- REQUIRED TASK
Copy out every line of the data exactly.

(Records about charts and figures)
==*==

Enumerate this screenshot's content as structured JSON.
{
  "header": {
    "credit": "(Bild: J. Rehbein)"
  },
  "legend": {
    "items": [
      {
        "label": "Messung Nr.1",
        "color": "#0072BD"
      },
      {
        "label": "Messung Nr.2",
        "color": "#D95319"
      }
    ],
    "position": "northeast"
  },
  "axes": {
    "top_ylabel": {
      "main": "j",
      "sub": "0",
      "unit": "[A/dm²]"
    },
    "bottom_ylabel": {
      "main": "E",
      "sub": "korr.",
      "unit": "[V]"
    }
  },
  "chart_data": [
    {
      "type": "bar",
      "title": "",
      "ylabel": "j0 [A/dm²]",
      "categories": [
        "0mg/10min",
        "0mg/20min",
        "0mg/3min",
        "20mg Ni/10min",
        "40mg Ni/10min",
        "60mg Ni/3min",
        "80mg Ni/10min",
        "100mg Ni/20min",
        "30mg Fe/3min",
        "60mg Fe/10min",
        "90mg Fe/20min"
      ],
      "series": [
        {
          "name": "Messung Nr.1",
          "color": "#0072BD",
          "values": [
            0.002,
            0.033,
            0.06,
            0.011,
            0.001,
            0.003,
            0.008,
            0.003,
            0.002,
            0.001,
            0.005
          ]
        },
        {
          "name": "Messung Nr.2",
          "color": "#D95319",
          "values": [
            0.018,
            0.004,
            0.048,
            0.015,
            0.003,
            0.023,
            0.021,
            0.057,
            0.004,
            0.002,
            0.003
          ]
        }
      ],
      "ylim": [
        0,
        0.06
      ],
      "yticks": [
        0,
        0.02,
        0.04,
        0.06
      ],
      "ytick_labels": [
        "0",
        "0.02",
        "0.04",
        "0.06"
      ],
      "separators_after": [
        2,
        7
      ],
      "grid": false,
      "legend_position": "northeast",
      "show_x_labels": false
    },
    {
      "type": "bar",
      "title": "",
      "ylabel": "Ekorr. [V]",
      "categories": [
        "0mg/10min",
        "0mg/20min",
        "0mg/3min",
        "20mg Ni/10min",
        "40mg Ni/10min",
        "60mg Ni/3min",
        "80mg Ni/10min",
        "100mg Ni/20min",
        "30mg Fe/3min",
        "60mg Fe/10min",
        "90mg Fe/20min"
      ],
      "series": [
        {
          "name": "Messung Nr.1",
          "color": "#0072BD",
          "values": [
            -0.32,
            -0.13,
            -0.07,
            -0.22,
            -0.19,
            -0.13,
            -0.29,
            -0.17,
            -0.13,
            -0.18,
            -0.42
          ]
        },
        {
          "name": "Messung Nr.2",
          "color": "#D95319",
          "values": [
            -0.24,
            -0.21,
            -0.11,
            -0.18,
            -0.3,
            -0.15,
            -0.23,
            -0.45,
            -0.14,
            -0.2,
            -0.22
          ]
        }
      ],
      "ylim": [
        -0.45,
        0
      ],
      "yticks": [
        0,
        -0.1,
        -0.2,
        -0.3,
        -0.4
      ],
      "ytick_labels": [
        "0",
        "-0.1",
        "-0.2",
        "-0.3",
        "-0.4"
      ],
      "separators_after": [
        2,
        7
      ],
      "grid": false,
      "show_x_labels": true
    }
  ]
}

==*==

- COMPLETED TASK
Enumerate this screenshot's content as structured JSON.
{
  "header": {
    "credit": "(Bild: J. Rehbein)"
  },
  "legend": {
    "items": [
      {
        "label": "Messung Nr.1",
        "color": "#0072BD"
      },
      {
        "label": "Messung Nr.2",
        "color": "#D95319"
      }
    ],
    "position": "northeast"
  },
  "axes": {
    "top_ylabel": {
      "main": "j",
      "sub": "0",
      "unit": "[A/dm²]"
    },
    "bottom_ylabel": {
      "main": "E",
      "sub": "korr.",
      "unit": "[V]"
    }
  },
  "chart_data": [
    {
      "type": "bar",
      "title": "",
      "ylabel": "j0 [A/dm²]",
      "categories": [
        "0mg/10min",
        "0mg/20min",
        "0mg/3min",
        "20mg Ni/10min",
        "40mg Ni/10min",
        "60mg Ni/3min",
        "80mg Ni/10min",
        "100mg Ni/20min",
        "30mg Fe/3min",
        "60mg Fe/10min",
        "90mg Fe/20min"
      ],
      "series": [
        {
          "name": "Messung Nr.1",
          "color": "#0072BD",
          "values": [
            0.002,
            0.033,
            0.06,
            0.011,
            0.001,
            0.003,
            0.008,
            0.003,
            0.002,
            0.001,
            0.005
          ]
        },
        {
          "name": "Messung Nr.2",
          "color": "#D95319",
          "values": [
            0.018,
            0.004,
            0.048,
            0.015,
            0.003,
            0.023,
            0.021,
            0.057,
            0.004,
            0.002,
            0.003
          ]
        }
      ],
      "ylim": [
        0,
        0.06
      ],
      "yticks": [
        0,
        0.02,
        0.04,
        0.06
      ],
      "ytick_labels": [
        "0",
        "0.02",
        "0.04",
        "0.06"
      ],
      "separators_after": [
        2,
        7
      ],
      "grid": false,
      "legend_position": "northeast",
      "show_x_labels": false
    },
    {
      "type": "bar",
      "title": "",
      "ylabel": "Ekorr. [V]",
      "categories": [
        "0mg/10min",
        "0mg/20min",
        "0mg/3min",
        "20mg Ni/10min",
        "40mg Ni/10min",
        "60mg Ni/3min",
        "80mg Ni/10min",
        "100mg Ni/20min",
        "30mg Fe/3min",
        "60mg Fe/10min",
        "90mg Fe/20min"
      ],
      "series": [
        {
          "name": "Messung Nr.1",
          "color": "#0072BD",
          "values": [
            -0.32,
            -0.13,
            -0.07,
            -0.22,
            -0.19,
            -0.13,
            -0.29,
            -0.17,
            -0.13,
            -0.18,
            -0.42
          ]
        },
        {
          "name": "Messung Nr.2",
          "color": "#D95319",
          "values": [
            -0.24,
            -0.21,
            -0.11,
            -0.18,
            -0.3,
            -0.15,
            -0.23,
            -0.45,
            -0.14,
            -0.2,
            -0.22
          ]
        }
      ],
      "ylim": [
        -0.45,
        0
      ],
      "yticks": [
        0,
        -0.1,
        -0.2,
        -0.3,
        -0.4
      ],
      "ytick_labels": [
        "0",
        "-0.1",
        "-0.2",
        "-0.3",
        "-0.4"
      ],
      "separators_after": [
        2,
        7
      ],
      "grid": false,
      "show_x_labels": true
    }
  ]
}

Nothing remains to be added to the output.